::: PROVIDED RECORDS :::
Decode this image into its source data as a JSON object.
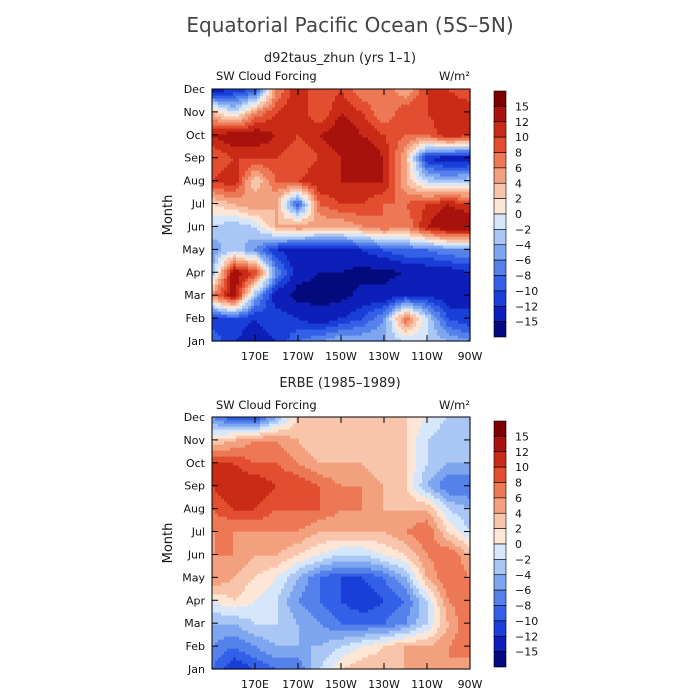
{
  "main_title": "Equatorial Pacific Ocean (5S–5N)",
  "chart_data": [
    {
      "type": "heatmap",
      "title": "d92taus_zhun (yrs 1–1)",
      "left_label": "SW Cloud Forcing",
      "right_label": "W/m²",
      "ylabel": "Month",
      "y_ticks": [
        "Jan",
        "Feb",
        "Mar",
        "Apr",
        "May",
        "Jun",
        "Jul",
        "Aug",
        "Sep",
        "Oct",
        "Nov",
        "Dec"
      ],
      "x_ticks": [
        "170E",
        "170W",
        "150W",
        "130W",
        "110W",
        "90W"
      ],
      "x_tick_lon": [
        170,
        190,
        210,
        230,
        250,
        270
      ],
      "xlim_lon": [
        150,
        270
      ],
      "colorbar_labels": [
        "15",
        "12",
        "10",
        "8",
        "6",
        "4",
        "2",
        "0",
        "−2",
        "−4",
        "−6",
        "−8",
        "−10",
        "−12",
        "−15"
      ],
      "lon": [
        150,
        160,
        170,
        180,
        190,
        200,
        210,
        220,
        230,
        240,
        250,
        260,
        270
      ],
      "values": [
        [
          -8,
          -12,
          -14,
          -12,
          -8,
          -6,
          -4,
          -4,
          -4,
          -2,
          -2,
          -4,
          -6
        ],
        [
          -12,
          -10,
          -12,
          -10,
          -12,
          -14,
          -12,
          -10,
          -6,
          8,
          -2,
          -10,
          -12
        ],
        [
          6,
          14,
          -4,
          -14,
          -16,
          -16,
          -16,
          -14,
          -14,
          -12,
          -12,
          -14,
          -12
        ],
        [
          -4,
          14,
          10,
          -6,
          -14,
          -15,
          -15,
          -16,
          -16,
          -15,
          -14,
          -14,
          -12
        ],
        [
          -6,
          -2,
          -6,
          -12,
          -14,
          -14,
          -14,
          -12,
          -10,
          -8,
          -8,
          -6,
          -6
        ],
        [
          -2,
          -4,
          -2,
          4,
          6,
          4,
          4,
          6,
          8,
          6,
          12,
          15,
          15
        ],
        [
          2,
          4,
          6,
          4,
          -10,
          8,
          10,
          10,
          8,
          8,
          10,
          12,
          10
        ],
        [
          10,
          12,
          2,
          8,
          10,
          12,
          12,
          12,
          12,
          4,
          -2,
          -4,
          -2
        ],
        [
          8,
          10,
          10,
          10,
          8,
          10,
          12,
          15,
          12,
          4,
          -12,
          -14,
          -14
        ],
        [
          12,
          14,
          14,
          12,
          10,
          12,
          14,
          12,
          10,
          8,
          8,
          12,
          10
        ],
        [
          4,
          -2,
          6,
          10,
          12,
          8,
          12,
          10,
          6,
          10,
          10,
          12,
          12
        ],
        [
          -14,
          -12,
          -10,
          6,
          12,
          8,
          10,
          6,
          8,
          4,
          10,
          10,
          8
        ]
      ]
    },
    {
      "type": "heatmap",
      "title": "ERBE (1985–1989)",
      "left_label": "SW Cloud Forcing",
      "right_label": "W/m²",
      "ylabel": "Month",
      "y_ticks": [
        "Jan",
        "Feb",
        "Mar",
        "Apr",
        "May",
        "Jun",
        "Jul",
        "Aug",
        "Sep",
        "Oct",
        "Nov",
        "Dec"
      ],
      "x_ticks": [
        "170E",
        "170W",
        "150W",
        "130W",
        "110W",
        "90W"
      ],
      "x_tick_lon": [
        170,
        190,
        210,
        230,
        250,
        270
      ],
      "xlim_lon": [
        150,
        270
      ],
      "colorbar_labels": [
        "15",
        "12",
        "10",
        "8",
        "6",
        "4",
        "2",
        "0",
        "−2",
        "−4",
        "−6",
        "−8",
        "−10",
        "−12",
        "−15"
      ],
      "lon": [
        150,
        160,
        170,
        180,
        190,
        200,
        210,
        220,
        230,
        240,
        250,
        260,
        270
      ],
      "values": [
        [
          -8,
          -12,
          -10,
          -8,
          -8,
          -2,
          2,
          4,
          4,
          4,
          6,
          6,
          4
        ],
        [
          -6,
          -8,
          -6,
          -4,
          -4,
          -4,
          -2,
          0,
          2,
          4,
          4,
          6,
          8
        ],
        [
          -4,
          -4,
          -2,
          -2,
          -4,
          -6,
          -8,
          -8,
          -8,
          -6,
          -2,
          4,
          8
        ],
        [
          0,
          2,
          0,
          -2,
          -6,
          -8,
          -10,
          -12,
          -10,
          -8,
          -2,
          6,
          8
        ],
        [
          6,
          4,
          2,
          0,
          -4,
          -8,
          -10,
          -10,
          -8,
          -4,
          4,
          8,
          6
        ],
        [
          6,
          6,
          4,
          4,
          2,
          0,
          -2,
          -2,
          0,
          2,
          6,
          8,
          4
        ],
        [
          6,
          6,
          6,
          6,
          6,
          4,
          4,
          4,
          4,
          6,
          8,
          2,
          -2
        ],
        [
          8,
          10,
          10,
          8,
          8,
          8,
          6,
          6,
          4,
          4,
          4,
          -2,
          -4
        ],
        [
          10,
          12,
          12,
          10,
          10,
          8,
          6,
          6,
          4,
          2,
          -4,
          -8,
          -8
        ],
        [
          10,
          10,
          8,
          8,
          6,
          4,
          4,
          4,
          2,
          2,
          -2,
          -4,
          -4
        ],
        [
          2,
          4,
          6,
          6,
          4,
          2,
          2,
          2,
          2,
          2,
          -2,
          -4,
          -2
        ],
        [
          -6,
          -10,
          -10,
          -4,
          2,
          2,
          2,
          2,
          2,
          2,
          0,
          -2,
          -2
        ]
      ]
    }
  ]
}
:::
→ DIRECTION: Reproduce every line precisely as given, omitting all pictures.

→ TASK SOLUTION:
Decode this image into its source data as a JSON object.
{
  "main_title": "Equatorial Pacific Ocean (5S–5N)",
  "chart_data": [
    {
      "type": "heatmap",
      "title": "d92taus_zhun (yrs 1–1)",
      "left_label": "SW Cloud Forcing",
      "right_label": "W/m²",
      "ylabel": "Month",
      "y_ticks": [
        "Jan",
        "Feb",
        "Mar",
        "Apr",
        "May",
        "Jun",
        "Jul",
        "Aug",
        "Sep",
        "Oct",
        "Nov",
        "Dec"
      ],
      "x_ticks": [
        "170E",
        "170W",
        "150W",
        "130W",
        "110W",
        "90W"
      ],
      "x_tick_lon": [
        170,
        190,
        210,
        230,
        250,
        270
      ],
      "xlim_lon": [
        150,
        270
      ],
      "colorbar_labels": [
        "15",
        "12",
        "10",
        "8",
        "6",
        "4",
        "2",
        "0",
        "−2",
        "−4",
        "−6",
        "−8",
        "−10",
        "−12",
        "−15"
      ],
      "lon": [
        150,
        160,
        170,
        180,
        190,
        200,
        210,
        220,
        230,
        240,
        250,
        260,
        270
      ],
      "values": [
        [
          -8,
          -12,
          -14,
          -12,
          -8,
          -6,
          -4,
          -4,
          -4,
          -2,
          -2,
          -4,
          -6
        ],
        [
          -12,
          -10,
          -12,
          -10,
          -12,
          -14,
          -12,
          -10,
          -6,
          8,
          -2,
          -10,
          -12
        ],
        [
          6,
          14,
          -4,
          -14,
          -16,
          -16,
          -16,
          -14,
          -14,
          -12,
          -12,
          -14,
          -12
        ],
        [
          -4,
          14,
          10,
          -6,
          -14,
          -15,
          -15,
          -16,
          -16,
          -15,
          -14,
          -14,
          -12
        ],
        [
          -6,
          -2,
          -6,
          -12,
          -14,
          -14,
          -14,
          -12,
          -10,
          -8,
          -8,
          -6,
          -6
        ],
        [
          -2,
          -4,
          -2,
          4,
          6,
          4,
          4,
          6,
          8,
          6,
          12,
          15,
          15
        ],
        [
          2,
          4,
          6,
          4,
          -10,
          8,
          10,
          10,
          8,
          8,
          10,
          12,
          10
        ],
        [
          10,
          12,
          2,
          8,
          10,
          12,
          12,
          12,
          12,
          4,
          -2,
          -4,
          -2
        ],
        [
          8,
          10,
          10,
          10,
          8,
          10,
          12,
          15,
          12,
          4,
          -12,
          -14,
          -14
        ],
        [
          12,
          14,
          14,
          12,
          10,
          12,
          14,
          12,
          10,
          8,
          8,
          12,
          10
        ],
        [
          4,
          -2,
          6,
          10,
          12,
          8,
          12,
          10,
          6,
          10,
          10,
          12,
          12
        ],
        [
          -14,
          -12,
          -10,
          6,
          12,
          8,
          10,
          6,
          8,
          4,
          10,
          10,
          8
        ]
      ]
    },
    {
      "type": "heatmap",
      "title": "ERBE (1985–1989)",
      "left_label": "SW Cloud Forcing",
      "right_label": "W/m²",
      "ylabel": "Month",
      "y_ticks": [
        "Jan",
        "Feb",
        "Mar",
        "Apr",
        "May",
        "Jun",
        "Jul",
        "Aug",
        "Sep",
        "Oct",
        "Nov",
        "Dec"
      ],
      "x_ticks": [
        "170E",
        "170W",
        "150W",
        "130W",
        "110W",
        "90W"
      ],
      "x_tick_lon": [
        170,
        190,
        210,
        230,
        250,
        270
      ],
      "xlim_lon": [
        150,
        270
      ],
      "colorbar_labels": [
        "15",
        "12",
        "10",
        "8",
        "6",
        "4",
        "2",
        "0",
        "−2",
        "−4",
        "−6",
        "−8",
        "−10",
        "−12",
        "−15"
      ],
      "lon": [
        150,
        160,
        170,
        180,
        190,
        200,
        210,
        220,
        230,
        240,
        250,
        260,
        270
      ],
      "values": [
        [
          -8,
          -12,
          -10,
          -8,
          -8,
          -2,
          2,
          4,
          4,
          4,
          6,
          6,
          4
        ],
        [
          -6,
          -8,
          -6,
          -4,
          -4,
          -4,
          -2,
          0,
          2,
          4,
          4,
          6,
          8
        ],
        [
          -4,
          -4,
          -2,
          -2,
          -4,
          -6,
          -8,
          -8,
          -8,
          -6,
          -2,
          4,
          8
        ],
        [
          0,
          2,
          0,
          -2,
          -6,
          -8,
          -10,
          -12,
          -10,
          -8,
          -2,
          6,
          8
        ],
        [
          6,
          4,
          2,
          0,
          -4,
          -8,
          -10,
          -10,
          -8,
          -4,
          4,
          8,
          6
        ],
        [
          6,
          6,
          4,
          4,
          2,
          0,
          -2,
          -2,
          0,
          2,
          6,
          8,
          4
        ],
        [
          6,
          6,
          6,
          6,
          6,
          4,
          4,
          4,
          4,
          6,
          8,
          2,
          -2
        ],
        [
          8,
          10,
          10,
          8,
          8,
          8,
          6,
          6,
          4,
          4,
          4,
          -2,
          -4
        ],
        [
          10,
          12,
          12,
          10,
          10,
          8,
          6,
          6,
          4,
          2,
          -4,
          -8,
          -8
        ],
        [
          10,
          10,
          8,
          8,
          6,
          4,
          4,
          4,
          2,
          2,
          -2,
          -4,
          -4
        ],
        [
          2,
          4,
          6,
          6,
          4,
          2,
          2,
          2,
          2,
          2,
          -2,
          -4,
          -2
        ],
        [
          -6,
          -10,
          -10,
          -4,
          2,
          2,
          2,
          2,
          2,
          2,
          0,
          -2,
          -2
        ]
      ]
    }
  ]
}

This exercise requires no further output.